#### [WHAT IS REQUIRED]
Scan the records for the string "Eagle"; copy each line where it occurs.

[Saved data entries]
>> BEGIN

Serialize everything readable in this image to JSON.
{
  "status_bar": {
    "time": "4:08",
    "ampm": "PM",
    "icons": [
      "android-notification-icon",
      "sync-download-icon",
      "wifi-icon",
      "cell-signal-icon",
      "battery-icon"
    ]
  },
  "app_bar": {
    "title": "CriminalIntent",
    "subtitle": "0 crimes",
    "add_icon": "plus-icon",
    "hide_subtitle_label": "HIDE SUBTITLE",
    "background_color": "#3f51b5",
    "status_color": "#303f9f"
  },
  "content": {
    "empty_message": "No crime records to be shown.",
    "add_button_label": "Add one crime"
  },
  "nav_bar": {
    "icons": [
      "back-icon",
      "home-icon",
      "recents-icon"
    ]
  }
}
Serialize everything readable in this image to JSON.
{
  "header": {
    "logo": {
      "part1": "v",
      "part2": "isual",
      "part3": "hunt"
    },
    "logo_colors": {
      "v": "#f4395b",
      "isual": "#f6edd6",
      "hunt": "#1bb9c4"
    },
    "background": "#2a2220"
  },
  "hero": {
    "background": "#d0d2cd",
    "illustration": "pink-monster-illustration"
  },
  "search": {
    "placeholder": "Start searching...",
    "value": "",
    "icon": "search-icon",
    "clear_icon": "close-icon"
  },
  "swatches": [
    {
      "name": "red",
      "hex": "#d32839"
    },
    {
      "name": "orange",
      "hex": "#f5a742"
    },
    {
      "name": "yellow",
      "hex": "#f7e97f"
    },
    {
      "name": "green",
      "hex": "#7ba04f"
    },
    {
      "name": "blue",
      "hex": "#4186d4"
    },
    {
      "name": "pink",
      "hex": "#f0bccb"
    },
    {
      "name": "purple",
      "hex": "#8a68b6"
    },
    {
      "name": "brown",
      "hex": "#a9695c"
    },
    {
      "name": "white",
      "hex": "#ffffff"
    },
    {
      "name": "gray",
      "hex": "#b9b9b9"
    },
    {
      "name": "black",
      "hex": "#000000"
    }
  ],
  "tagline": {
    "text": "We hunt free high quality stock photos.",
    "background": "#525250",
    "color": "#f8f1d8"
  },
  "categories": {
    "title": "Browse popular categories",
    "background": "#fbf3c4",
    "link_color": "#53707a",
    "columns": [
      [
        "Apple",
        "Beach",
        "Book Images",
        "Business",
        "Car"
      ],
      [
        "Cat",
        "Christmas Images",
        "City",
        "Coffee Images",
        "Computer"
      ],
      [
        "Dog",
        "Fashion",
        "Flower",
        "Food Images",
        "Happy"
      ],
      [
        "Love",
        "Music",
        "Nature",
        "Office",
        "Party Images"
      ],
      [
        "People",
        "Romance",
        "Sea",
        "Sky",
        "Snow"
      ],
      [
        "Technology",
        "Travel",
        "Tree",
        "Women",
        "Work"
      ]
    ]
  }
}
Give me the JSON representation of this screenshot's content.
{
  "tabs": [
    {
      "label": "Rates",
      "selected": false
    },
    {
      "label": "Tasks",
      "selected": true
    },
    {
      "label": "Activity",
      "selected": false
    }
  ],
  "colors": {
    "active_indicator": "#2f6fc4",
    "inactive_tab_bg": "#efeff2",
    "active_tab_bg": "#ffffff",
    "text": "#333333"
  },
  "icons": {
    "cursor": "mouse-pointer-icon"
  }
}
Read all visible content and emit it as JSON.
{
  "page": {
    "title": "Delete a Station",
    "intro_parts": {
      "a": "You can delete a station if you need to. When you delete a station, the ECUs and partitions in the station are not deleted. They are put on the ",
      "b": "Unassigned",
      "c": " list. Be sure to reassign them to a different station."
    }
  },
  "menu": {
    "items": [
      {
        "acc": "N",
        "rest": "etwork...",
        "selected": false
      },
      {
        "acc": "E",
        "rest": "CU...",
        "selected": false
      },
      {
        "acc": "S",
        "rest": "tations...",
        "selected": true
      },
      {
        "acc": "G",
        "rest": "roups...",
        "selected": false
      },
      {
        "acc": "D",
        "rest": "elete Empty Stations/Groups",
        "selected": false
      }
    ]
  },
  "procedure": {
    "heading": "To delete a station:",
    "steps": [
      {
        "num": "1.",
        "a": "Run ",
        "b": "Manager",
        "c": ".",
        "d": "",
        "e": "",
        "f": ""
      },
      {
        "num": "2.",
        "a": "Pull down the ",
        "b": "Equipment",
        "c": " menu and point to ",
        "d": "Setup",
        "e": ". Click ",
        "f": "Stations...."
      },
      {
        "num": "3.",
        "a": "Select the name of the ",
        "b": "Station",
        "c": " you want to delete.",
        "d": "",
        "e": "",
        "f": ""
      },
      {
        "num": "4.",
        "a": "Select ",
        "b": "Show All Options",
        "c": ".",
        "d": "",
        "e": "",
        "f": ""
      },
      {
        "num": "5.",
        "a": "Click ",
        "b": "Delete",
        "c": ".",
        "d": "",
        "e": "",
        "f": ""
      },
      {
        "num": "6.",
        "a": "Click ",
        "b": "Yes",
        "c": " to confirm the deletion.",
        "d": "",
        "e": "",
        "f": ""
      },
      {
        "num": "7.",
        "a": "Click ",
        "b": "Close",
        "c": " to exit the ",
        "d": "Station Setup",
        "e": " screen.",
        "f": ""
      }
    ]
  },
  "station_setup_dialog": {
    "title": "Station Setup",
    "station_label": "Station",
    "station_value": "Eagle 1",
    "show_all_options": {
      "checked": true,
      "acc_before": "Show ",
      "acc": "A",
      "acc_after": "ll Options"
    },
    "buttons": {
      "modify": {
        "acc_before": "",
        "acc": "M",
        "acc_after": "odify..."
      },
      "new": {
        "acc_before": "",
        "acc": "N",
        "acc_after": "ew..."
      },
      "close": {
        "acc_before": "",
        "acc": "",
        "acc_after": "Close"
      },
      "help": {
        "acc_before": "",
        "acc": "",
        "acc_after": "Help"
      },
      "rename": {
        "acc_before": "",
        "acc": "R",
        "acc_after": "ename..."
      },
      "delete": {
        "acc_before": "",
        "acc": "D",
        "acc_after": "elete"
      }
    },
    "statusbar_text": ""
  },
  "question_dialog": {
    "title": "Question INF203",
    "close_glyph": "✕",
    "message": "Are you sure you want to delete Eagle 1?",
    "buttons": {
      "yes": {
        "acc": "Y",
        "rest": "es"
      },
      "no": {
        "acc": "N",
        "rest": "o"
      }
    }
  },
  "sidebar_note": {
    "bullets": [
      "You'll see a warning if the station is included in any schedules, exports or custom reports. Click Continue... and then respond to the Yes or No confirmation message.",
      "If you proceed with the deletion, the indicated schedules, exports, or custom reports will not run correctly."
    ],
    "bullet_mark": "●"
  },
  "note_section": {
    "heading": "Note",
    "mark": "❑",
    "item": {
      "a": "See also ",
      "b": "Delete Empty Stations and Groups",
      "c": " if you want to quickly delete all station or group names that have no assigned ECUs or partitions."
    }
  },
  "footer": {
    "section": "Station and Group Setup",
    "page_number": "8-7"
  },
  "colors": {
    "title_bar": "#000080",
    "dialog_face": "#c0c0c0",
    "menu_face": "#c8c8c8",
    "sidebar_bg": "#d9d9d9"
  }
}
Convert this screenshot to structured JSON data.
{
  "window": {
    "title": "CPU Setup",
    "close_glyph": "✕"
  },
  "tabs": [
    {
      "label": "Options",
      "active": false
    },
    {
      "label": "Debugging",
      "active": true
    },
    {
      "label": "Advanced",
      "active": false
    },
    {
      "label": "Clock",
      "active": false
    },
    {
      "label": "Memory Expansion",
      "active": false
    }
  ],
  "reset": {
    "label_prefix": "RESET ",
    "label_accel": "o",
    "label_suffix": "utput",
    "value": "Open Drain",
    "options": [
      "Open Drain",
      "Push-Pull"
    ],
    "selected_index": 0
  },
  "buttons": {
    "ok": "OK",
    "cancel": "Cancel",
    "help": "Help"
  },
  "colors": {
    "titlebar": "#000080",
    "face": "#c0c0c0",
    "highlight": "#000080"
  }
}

>> END

#### [FULL RESPONSE]
    "station_value": "Eagle 1",
    "message": "Are you sure you want to delete Eagle 1?",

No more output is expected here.